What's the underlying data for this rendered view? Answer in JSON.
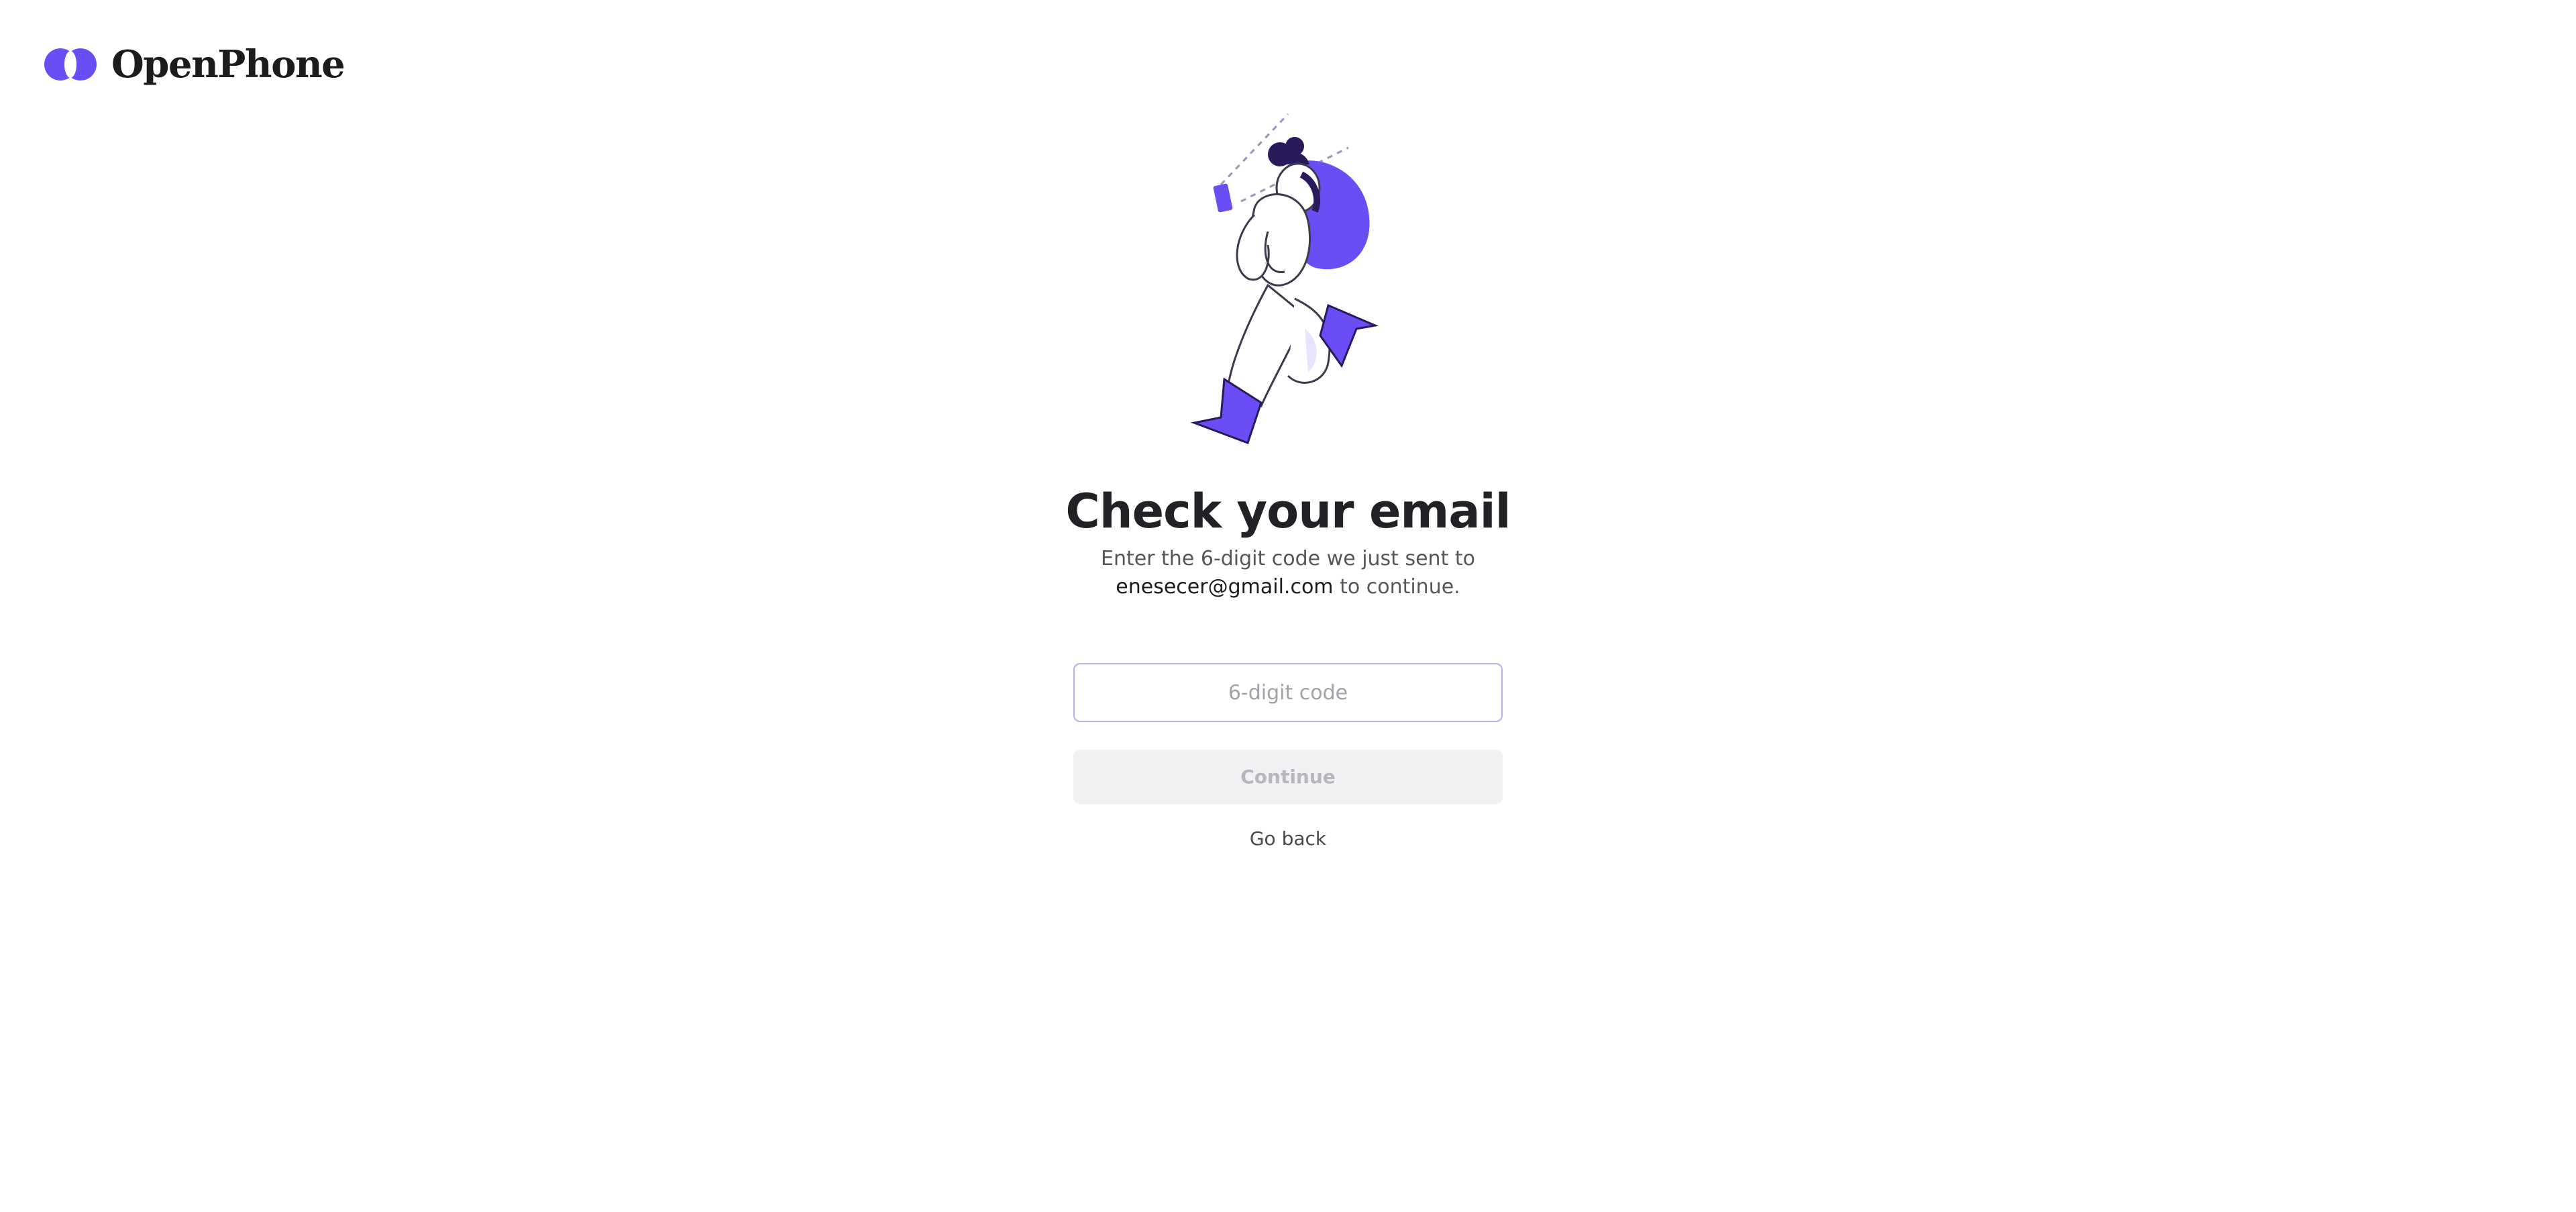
{
  "brand": {
    "name": "OpenPhone",
    "accent_color": "#6b4df5",
    "logo_icon": "openphone-logo-icon"
  },
  "illustration": {
    "icon": "person-running-with-phone-illustration"
  },
  "heading": "Check your email",
  "subtitle": {
    "line1": "Enter the 6-digit code we just sent to",
    "email": "enesecer@gmail.com",
    "suffix": " to continue."
  },
  "code_field": {
    "placeholder": "6-digit code",
    "value": ""
  },
  "buttons": {
    "continue_label": "Continue",
    "continue_state": "disabled",
    "go_back_label": "Go back"
  }
}
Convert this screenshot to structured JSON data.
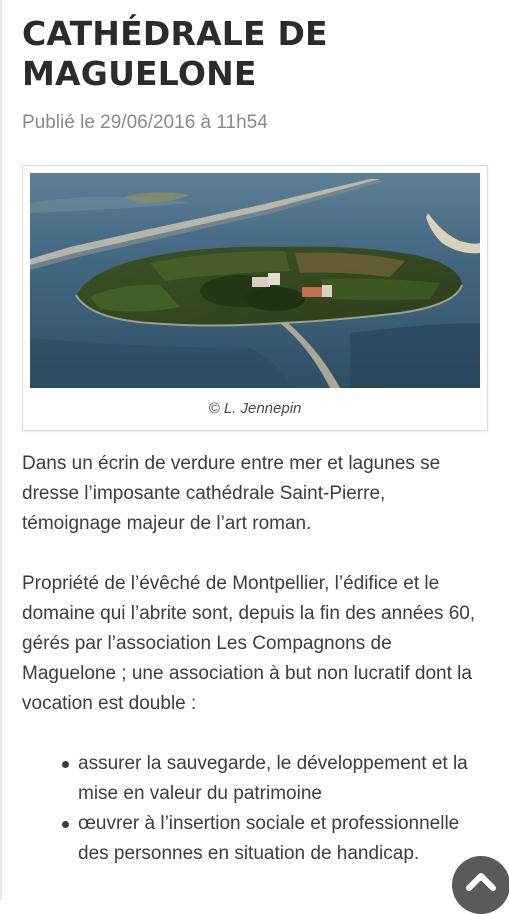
{
  "article": {
    "title": "CATHÉDRALE DE MAGUELONE",
    "published": "Publié le 29/06/2016 à 11h54",
    "figure": {
      "caption": "© L. Jennepin"
    },
    "paragraphs": [
      "Dans un écrin de verdure entre mer et lagunes se dresse l’imposante cathédrale Saint-Pierre, témoignage majeur de l’art roman.",
      "Propriété de l’évêché de Montpellier, l’édifice et le domaine qui l’abrite sont, depuis la fin des années 60, gérés par l’association Les Compagnons de Maguelone ; une association à but non lucratif dont la vocation est double :"
    ],
    "bullets": [
      "assurer la sauvegarde, le développement et la mise en valeur du patrimoine",
      "œuvrer à l’insertion sociale et professionnelle des personnes en situation de handicap."
    ]
  },
  "scroll_top": {
    "icon": "chevron-up-icon",
    "color": "#5a5a5a"
  }
}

------------------------------

▸ **Your goal**: State how many lines include the string "digit". Give no other information.

▸ **Solution to this task**: 2